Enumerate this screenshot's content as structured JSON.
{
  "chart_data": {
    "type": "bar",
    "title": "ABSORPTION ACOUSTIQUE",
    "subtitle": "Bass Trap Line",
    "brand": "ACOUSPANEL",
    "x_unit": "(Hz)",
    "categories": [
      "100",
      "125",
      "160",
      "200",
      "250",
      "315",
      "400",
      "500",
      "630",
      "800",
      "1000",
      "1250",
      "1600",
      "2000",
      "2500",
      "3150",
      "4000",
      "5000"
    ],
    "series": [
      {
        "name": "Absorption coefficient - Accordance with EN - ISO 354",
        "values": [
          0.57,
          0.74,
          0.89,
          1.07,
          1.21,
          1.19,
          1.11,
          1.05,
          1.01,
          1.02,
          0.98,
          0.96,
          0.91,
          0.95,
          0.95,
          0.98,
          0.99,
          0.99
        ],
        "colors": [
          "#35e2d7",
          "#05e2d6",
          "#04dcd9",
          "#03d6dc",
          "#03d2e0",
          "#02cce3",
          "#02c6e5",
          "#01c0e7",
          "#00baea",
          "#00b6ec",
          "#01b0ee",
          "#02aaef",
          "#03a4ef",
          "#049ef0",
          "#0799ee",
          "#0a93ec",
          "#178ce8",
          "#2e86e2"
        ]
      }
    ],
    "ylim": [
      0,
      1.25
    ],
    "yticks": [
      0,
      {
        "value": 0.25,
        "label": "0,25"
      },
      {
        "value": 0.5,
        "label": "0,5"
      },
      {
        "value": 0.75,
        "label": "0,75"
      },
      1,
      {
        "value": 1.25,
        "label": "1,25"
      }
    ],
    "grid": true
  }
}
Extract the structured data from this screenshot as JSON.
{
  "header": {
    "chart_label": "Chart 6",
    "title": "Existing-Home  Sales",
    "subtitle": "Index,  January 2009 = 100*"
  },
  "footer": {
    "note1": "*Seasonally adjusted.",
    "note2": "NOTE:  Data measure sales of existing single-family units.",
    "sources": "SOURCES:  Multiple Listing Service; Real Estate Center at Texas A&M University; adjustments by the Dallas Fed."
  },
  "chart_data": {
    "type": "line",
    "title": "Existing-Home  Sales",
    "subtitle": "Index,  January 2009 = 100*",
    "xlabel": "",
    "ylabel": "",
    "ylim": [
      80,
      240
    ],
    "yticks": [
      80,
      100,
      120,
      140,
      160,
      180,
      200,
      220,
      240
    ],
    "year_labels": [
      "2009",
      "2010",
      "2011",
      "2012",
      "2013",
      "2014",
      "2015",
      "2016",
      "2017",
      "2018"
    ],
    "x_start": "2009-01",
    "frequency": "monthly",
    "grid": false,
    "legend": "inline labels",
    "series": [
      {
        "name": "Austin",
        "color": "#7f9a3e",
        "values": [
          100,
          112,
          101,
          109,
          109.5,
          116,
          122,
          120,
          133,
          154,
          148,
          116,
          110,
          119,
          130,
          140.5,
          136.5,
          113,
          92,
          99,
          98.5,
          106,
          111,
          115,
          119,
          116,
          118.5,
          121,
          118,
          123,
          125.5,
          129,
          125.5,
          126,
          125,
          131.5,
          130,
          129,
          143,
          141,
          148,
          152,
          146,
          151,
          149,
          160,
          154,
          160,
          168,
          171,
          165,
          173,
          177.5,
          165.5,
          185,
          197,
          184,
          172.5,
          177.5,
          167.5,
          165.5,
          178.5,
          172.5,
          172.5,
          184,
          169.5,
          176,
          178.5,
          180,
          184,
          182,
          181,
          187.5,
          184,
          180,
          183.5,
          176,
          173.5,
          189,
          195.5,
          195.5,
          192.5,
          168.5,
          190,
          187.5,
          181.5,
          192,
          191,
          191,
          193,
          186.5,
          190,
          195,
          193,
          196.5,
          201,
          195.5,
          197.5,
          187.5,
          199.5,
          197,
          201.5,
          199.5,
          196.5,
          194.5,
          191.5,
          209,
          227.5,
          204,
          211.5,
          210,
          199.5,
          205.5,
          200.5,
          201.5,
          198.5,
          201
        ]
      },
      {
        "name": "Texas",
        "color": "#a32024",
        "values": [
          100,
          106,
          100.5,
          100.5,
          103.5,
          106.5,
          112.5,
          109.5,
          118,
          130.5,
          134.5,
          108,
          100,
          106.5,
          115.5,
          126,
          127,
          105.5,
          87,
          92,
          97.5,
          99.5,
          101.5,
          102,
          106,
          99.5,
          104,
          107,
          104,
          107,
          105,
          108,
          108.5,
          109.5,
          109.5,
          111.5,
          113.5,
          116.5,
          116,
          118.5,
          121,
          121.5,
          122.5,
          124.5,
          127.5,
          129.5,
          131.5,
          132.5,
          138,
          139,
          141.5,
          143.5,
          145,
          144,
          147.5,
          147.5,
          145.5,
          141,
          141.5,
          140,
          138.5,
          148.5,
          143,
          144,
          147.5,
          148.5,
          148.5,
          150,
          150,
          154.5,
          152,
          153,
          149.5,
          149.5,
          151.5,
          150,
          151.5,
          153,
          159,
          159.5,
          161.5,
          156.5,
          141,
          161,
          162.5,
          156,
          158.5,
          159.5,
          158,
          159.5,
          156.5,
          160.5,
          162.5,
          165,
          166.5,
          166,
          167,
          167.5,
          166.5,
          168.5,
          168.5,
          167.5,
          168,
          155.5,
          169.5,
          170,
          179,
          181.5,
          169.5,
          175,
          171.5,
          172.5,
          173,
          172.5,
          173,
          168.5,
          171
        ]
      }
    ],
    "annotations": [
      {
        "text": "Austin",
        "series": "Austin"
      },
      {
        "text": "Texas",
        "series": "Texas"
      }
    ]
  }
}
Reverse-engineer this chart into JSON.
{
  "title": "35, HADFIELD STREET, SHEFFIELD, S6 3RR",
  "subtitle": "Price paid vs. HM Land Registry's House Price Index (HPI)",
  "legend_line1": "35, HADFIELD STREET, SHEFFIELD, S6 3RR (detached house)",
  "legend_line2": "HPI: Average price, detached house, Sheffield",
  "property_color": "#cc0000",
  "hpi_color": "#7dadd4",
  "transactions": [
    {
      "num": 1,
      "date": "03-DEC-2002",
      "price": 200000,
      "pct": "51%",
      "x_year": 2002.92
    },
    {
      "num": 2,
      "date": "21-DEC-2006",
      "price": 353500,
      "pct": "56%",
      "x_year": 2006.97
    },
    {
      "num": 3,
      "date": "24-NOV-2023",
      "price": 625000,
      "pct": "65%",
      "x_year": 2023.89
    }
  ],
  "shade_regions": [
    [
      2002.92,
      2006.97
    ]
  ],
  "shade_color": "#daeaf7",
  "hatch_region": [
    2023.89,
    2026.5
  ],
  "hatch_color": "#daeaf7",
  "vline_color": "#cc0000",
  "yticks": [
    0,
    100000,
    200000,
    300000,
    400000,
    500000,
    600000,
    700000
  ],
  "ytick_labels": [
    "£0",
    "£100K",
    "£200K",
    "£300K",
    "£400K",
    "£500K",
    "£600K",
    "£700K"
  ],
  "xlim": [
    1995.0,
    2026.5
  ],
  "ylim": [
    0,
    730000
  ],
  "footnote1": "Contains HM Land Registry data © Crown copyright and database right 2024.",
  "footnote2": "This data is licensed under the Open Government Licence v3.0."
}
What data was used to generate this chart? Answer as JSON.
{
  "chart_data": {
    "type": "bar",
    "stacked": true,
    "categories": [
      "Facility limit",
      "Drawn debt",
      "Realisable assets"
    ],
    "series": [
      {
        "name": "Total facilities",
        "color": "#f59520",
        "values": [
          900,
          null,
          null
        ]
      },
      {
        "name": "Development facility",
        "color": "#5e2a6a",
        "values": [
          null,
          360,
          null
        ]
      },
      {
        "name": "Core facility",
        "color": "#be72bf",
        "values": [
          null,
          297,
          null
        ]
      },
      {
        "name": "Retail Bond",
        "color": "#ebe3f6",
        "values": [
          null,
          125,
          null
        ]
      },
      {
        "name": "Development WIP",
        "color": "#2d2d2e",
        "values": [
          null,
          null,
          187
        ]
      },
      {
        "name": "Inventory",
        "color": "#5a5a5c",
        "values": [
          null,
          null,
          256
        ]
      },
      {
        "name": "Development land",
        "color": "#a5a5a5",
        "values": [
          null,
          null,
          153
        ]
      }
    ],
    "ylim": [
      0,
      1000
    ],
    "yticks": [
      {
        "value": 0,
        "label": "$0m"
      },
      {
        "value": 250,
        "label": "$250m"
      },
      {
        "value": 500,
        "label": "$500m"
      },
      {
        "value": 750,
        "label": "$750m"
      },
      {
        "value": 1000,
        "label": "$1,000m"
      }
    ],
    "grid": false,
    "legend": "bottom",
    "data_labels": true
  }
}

> Your task
Determine how many of the lines above hold the word "subtitle", and output that number by itself.

> Solution to the problem
4